Data excerpts
————————

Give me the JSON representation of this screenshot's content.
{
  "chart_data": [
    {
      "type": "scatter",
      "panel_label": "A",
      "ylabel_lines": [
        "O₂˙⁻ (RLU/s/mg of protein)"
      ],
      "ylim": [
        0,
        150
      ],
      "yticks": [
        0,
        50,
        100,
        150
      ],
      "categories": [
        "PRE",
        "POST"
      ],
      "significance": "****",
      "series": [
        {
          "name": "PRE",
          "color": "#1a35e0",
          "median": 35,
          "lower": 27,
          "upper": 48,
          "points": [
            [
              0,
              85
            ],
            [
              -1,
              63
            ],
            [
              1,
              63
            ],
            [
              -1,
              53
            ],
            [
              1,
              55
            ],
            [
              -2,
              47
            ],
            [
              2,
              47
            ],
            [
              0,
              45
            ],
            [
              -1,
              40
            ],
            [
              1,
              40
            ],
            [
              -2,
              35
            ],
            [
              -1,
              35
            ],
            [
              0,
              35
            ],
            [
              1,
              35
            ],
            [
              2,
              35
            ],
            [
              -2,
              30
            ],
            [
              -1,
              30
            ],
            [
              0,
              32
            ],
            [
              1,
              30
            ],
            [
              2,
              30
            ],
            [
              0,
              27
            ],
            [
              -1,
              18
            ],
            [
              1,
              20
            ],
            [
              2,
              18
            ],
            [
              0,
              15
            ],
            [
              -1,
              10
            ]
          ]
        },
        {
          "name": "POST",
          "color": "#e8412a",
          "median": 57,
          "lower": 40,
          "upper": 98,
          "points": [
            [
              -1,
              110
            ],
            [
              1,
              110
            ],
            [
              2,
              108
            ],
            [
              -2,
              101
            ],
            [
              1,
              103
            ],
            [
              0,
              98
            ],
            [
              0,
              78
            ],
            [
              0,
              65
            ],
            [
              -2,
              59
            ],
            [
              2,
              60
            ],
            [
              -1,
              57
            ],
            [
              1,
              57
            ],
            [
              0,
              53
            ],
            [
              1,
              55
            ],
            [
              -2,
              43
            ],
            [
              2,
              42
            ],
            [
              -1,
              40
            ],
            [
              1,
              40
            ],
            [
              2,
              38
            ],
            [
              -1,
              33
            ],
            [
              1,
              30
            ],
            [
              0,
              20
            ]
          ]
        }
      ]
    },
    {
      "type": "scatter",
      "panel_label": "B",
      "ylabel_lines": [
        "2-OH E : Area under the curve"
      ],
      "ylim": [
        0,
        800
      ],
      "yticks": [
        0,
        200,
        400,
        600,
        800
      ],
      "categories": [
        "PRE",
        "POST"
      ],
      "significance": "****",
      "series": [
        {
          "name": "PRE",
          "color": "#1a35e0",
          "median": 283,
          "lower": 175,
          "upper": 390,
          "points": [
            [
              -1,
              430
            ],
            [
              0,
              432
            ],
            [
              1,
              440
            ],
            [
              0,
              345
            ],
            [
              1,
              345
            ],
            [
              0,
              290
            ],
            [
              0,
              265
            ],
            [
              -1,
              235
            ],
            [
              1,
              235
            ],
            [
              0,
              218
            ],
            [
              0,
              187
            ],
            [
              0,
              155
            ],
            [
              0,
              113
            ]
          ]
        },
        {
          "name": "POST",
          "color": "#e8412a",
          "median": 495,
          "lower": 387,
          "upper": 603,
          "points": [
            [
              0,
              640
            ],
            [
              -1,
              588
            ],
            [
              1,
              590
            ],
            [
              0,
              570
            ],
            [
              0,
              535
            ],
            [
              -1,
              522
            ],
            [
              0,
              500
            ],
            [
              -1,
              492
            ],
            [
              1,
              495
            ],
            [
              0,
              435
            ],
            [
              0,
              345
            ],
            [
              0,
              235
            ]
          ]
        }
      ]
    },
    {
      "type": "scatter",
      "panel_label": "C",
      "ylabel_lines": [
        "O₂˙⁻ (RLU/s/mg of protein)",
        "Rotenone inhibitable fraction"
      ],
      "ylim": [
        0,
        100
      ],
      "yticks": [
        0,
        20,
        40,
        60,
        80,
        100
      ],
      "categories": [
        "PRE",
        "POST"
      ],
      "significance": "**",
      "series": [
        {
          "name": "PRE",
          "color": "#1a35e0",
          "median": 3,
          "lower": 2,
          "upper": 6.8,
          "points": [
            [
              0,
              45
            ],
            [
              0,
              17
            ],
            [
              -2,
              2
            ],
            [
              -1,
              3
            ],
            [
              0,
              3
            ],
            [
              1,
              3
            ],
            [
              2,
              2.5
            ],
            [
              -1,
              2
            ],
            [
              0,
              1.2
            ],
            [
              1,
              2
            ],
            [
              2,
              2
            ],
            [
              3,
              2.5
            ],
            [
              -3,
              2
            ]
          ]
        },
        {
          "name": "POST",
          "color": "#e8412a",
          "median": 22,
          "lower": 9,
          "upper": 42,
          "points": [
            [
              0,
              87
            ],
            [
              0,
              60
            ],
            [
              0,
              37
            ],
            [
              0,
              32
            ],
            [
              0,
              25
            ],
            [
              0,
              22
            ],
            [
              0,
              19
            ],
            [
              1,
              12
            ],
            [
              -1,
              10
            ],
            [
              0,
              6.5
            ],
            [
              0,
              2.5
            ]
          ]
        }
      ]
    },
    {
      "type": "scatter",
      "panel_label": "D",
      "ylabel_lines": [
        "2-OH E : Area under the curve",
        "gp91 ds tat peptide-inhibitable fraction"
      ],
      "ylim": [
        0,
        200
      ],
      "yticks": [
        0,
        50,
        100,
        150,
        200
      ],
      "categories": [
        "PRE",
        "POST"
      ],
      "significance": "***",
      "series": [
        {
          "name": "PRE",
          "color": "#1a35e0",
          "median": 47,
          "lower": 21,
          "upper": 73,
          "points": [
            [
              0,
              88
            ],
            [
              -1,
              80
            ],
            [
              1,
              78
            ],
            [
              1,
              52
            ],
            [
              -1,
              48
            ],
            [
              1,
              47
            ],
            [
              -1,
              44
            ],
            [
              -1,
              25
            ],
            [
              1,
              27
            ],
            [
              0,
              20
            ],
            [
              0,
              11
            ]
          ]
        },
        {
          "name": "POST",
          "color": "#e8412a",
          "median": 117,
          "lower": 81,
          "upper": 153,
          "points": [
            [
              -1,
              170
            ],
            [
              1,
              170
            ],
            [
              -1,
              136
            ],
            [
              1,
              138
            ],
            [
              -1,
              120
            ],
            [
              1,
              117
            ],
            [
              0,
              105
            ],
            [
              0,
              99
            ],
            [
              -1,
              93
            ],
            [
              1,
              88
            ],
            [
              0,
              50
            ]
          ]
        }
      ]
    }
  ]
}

————————

Every line of the data is to be retyped without alteration.

Written solution
Give me the JSON representation of this screenshot's content.
{
  "chart_data": [
    {
      "type": "scatter",
      "panel_label": "A",
      "ylabel_lines": [
        "O₂˙⁻ (RLU/s/mg of protein)"
      ],
      "ylim": [
        0,
        150
      ],
      "yticks": [
        0,
        50,
        100,
        150
      ],
      "categories": [
        "PRE",
        "POST"
      ],
      "significance": "****",
      "series": [
        {
          "name": "PRE",
          "color": "#1a35e0",
          "median": 35,
          "lower": 27,
          "upper": 48,
          "points": [
            [
              0,
              85
            ],
            [
              -1,
              63
            ],
            [
              1,
              63
            ],
            [
              -1,
              53
            ],
            [
              1,
              55
            ],
            [
              -2,
              47
            ],
            [
              2,
              47
            ],
            [
              0,
              45
            ],
            [
              -1,
              40
            ],
            [
              1,
              40
            ],
            [
              -2,
              35
            ],
            [
              -1,
              35
            ],
            [
              0,
              35
            ],
            [
              1,
              35
            ],
            [
              2,
              35
            ],
            [
              -2,
              30
            ],
            [
              -1,
              30
            ],
            [
              0,
              32
            ],
            [
              1,
              30
            ],
            [
              2,
              30
            ],
            [
              0,
              27
            ],
            [
              -1,
              18
            ],
            [
              1,
              20
            ],
            [
              2,
              18
            ],
            [
              0,
              15
            ],
            [
              -1,
              10
            ]
          ]
        },
        {
          "name": "POST",
          "color": "#e8412a",
          "median": 57,
          "lower": 40,
          "upper": 98,
          "points": [
            [
              -1,
              110
            ],
            [
              1,
              110
            ],
            [
              2,
              108
            ],
            [
              -2,
              101
            ],
            [
              1,
              103
            ],
            [
              0,
              98
            ],
            [
              0,
              78
            ],
            [
              0,
              65
            ],
            [
              -2,
              59
            ],
            [
              2,
              60
            ],
            [
              -1,
              57
            ],
            [
              1,
              57
            ],
            [
              0,
              53
            ],
            [
              1,
              55
            ],
            [
              -2,
              43
            ],
            [
              2,
              42
            ],
            [
              -1,
              40
            ],
            [
              1,
              40
            ],
            [
              2,
              38
            ],
            [
              -1,
              33
            ],
            [
              1,
              30
            ],
            [
              0,
              20
            ]
          ]
        }
      ]
    },
    {
      "type": "scatter",
      "panel_label": "B",
      "ylabel_lines": [
        "2-OH E : Area under the curve"
      ],
      "ylim": [
        0,
        800
      ],
      "yticks": [
        0,
        200,
        400,
        600,
        800
      ],
      "categories": [
        "PRE",
        "POST"
      ],
      "significance": "****",
      "series": [
        {
          "name": "PRE",
          "color": "#1a35e0",
          "median": 283,
          "lower": 175,
          "upper": 390,
          "points": [
            [
              -1,
              430
            ],
            [
              0,
              432
            ],
            [
              1,
              440
            ],
            [
              0,
              345
            ],
            [
              1,
              345
            ],
            [
              0,
              290
            ],
            [
              0,
              265
            ],
            [
              -1,
              235
            ],
            [
              1,
              235
            ],
            [
              0,
              218
            ],
            [
              0,
              187
            ],
            [
              0,
              155
            ],
            [
              0,
              113
            ]
          ]
        },
        {
          "name": "POST",
          "color": "#e8412a",
          "median": 495,
          "lower": 387,
          "upper": 603,
          "points": [
            [
              0,
              640
            ],
            [
              -1,
              588
            ],
            [
              1,
              590
            ],
            [
              0,
              570
            ],
            [
              0,
              535
            ],
            [
              -1,
              522
            ],
            [
              0,
              500
            ],
            [
              -1,
              492
            ],
            [
              1,
              495
            ],
            [
              0,
              435
            ],
            [
              0,
              345
            ],
            [
              0,
              235
            ]
          ]
        }
      ]
    },
    {
      "type": "scatter",
      "panel_label": "C",
      "ylabel_lines": [
        "O₂˙⁻ (RLU/s/mg of protein)",
        "Rotenone inhibitable fraction"
      ],
      "ylim": [
        0,
        100
      ],
      "yticks": [
        0,
        20,
        40,
        60,
        80,
        100
      ],
      "categories": [
        "PRE",
        "POST"
      ],
      "significance": "**",
      "series": [
        {
          "name": "PRE",
          "color": "#1a35e0",
          "median": 3,
          "lower": 2,
          "upper": 6.8,
          "points": [
            [
              0,
              45
            ],
            [
              0,
              17
            ],
            [
              -2,
              2
            ],
            [
              -1,
              3
            ],
            [
              0,
              3
            ],
            [
              1,
              3
            ],
            [
              2,
              2.5
            ],
            [
              -1,
              2
            ],
            [
              0,
              1.2
            ],
            [
              1,
              2
            ],
            [
              2,
              2
            ],
            [
              3,
              2.5
            ],
            [
              -3,
              2
            ]
          ]
        },
        {
          "name": "POST",
          "color": "#e8412a",
          "median": 22,
          "lower": 9,
          "upper": 42,
          "points": [
            [
              0,
              87
            ],
            [
              0,
              60
            ],
            [
              0,
              37
            ],
            [
              0,
              32
            ],
            [
              0,
              25
            ],
            [
              0,
              22
            ],
            [
              0,
              19
            ],
            [
              1,
              12
            ],
            [
              -1,
              10
            ],
            [
              0,
              6.5
            ],
            [
              0,
              2.5
            ]
          ]
        }
      ]
    },
    {
      "type": "scatter",
      "panel_label": "D",
      "ylabel_lines": [
        "2-OH E : Area under the curve",
        "gp91 ds tat peptide-inhibitable fraction"
      ],
      "ylim": [
        0,
        200
      ],
      "yticks": [
        0,
        50,
        100,
        150,
        200
      ],
      "categories": [
        "PRE",
        "POST"
      ],
      "significance": "***",
      "series": [
        {
          "name": "PRE",
          "color": "#1a35e0",
          "median": 47,
          "lower": 21,
          "upper": 73,
          "points": [
            [
              0,
              88
            ],
            [
              -1,
              80
            ],
            [
              1,
              78
            ],
            [
              1,
              52
            ],
            [
              -1,
              48
            ],
            [
              1,
              47
            ],
            [
              -1,
              44
            ],
            [
              -1,
              25
            ],
            [
              1,
              27
            ],
            [
              0,
              20
            ],
            [
              0,
              11
            ]
          ]
        },
        {
          "name": "POST",
          "color": "#e8412a",
          "median": 117,
          "lower": 81,
          "upper": 153,
          "points": [
            [
              -1,
              170
            ],
            [
              1,
              170
            ],
            [
              -1,
              136
            ],
            [
              1,
              138
            ],
            [
              -1,
              120
            ],
            [
              1,
              117
            ],
            [
              0,
              105
            ],
            [
              0,
              99
            ],
            [
              -1,
              93
            ],
            [
              1,
              88
            ],
            [
              0,
              50
            ]
          ]
        }
      ]
    }
  ]
}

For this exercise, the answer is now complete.